TASK STATEMENT:
Transcribe all of the records precisely as they are presented.

────────────────

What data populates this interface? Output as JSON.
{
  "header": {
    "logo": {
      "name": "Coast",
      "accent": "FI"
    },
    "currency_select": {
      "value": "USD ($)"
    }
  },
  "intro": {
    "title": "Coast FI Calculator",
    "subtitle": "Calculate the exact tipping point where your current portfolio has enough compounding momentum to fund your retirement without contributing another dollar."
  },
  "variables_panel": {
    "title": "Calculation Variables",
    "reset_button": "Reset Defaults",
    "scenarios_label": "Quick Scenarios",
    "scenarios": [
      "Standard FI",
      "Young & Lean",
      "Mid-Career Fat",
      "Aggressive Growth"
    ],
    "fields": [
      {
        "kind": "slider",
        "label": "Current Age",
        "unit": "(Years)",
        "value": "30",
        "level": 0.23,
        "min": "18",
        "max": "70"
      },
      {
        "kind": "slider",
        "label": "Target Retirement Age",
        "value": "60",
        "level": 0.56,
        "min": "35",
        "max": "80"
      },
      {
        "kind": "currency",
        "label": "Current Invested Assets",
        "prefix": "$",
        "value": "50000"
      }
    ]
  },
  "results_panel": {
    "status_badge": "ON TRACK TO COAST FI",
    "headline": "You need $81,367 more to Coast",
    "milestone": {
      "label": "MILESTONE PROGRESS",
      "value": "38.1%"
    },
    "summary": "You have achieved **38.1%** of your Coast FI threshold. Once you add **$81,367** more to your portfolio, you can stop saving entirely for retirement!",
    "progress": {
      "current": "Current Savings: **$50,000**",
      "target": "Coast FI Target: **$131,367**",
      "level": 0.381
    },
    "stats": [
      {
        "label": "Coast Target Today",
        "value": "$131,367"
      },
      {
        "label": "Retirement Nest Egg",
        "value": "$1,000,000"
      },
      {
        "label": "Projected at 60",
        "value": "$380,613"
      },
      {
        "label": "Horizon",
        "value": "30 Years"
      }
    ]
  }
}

────────────────

SOLUTION TO THIS TASK:
What data populates this interface? Output as JSON.
{
  "header": {
    "logo": {
      "name": "Coast",
      "accent": "FI"
    },
    "currency_select": {
      "value": "USD ($)"
    }
  },
  "intro": {
    "title": "Coast FI Calculator",
    "subtitle": "Calculate the exact tipping point where your current portfolio has enough compounding momentum to fund your retirement without contributing another dollar."
  },
  "variables_panel": {
    "title": "Calculation Variables",
    "reset_button": "Reset Defaults",
    "scenarios_label": "Quick Scenarios",
    "scenarios": [
      "Standard FI",
      "Young & Lean",
      "Mid-Career Fat",
      "Aggressive Growth"
    ],
    "fields": [
      {
        "kind": "slider",
        "label": "Current Age",
        "unit": "(Years)",
        "value": "30",
        "level": 0.23,
        "min": "18",
        "max": "70"
      },
      {
        "kind": "slider",
        "label": "Target Retirement Age",
        "value": "60",
        "level": 0.56,
        "min": "35",
        "max": "80"
      },
      {
        "kind": "currency",
        "label": "Current Invested Assets",
        "prefix": "$",
        "value": "50000"
      }
    ]
  },
  "results_panel": {
    "status_badge": "ON TRACK TO COAST FI",
    "headline": "You need $81,367 more to Coast",
    "milestone": {
      "label": "MILESTONE PROGRESS",
      "value": "38.1%"
    },
    "summary": "You have achieved **38.1%** of your Coast FI threshold. Once you add **$81,367** more to your portfolio, you can stop saving entirely for retirement!",
    "progress": {
      "current": "Current Savings: **$50,000**",
      "target": "Coast FI Target: **$131,367**",
      "level": 0.381
    },
    "stats": [
      {
        "label": "Coast Target Today",
        "value": "$131,367"
      },
      {
        "label": "Retirement Nest Egg",
        "value": "$1,000,000"
      },
      {
        "label": "Projected at 60",
        "value": "$380,613"
      },
      {
        "label": "Horizon",
        "value": "30 Years"
      }
    ]
  }
}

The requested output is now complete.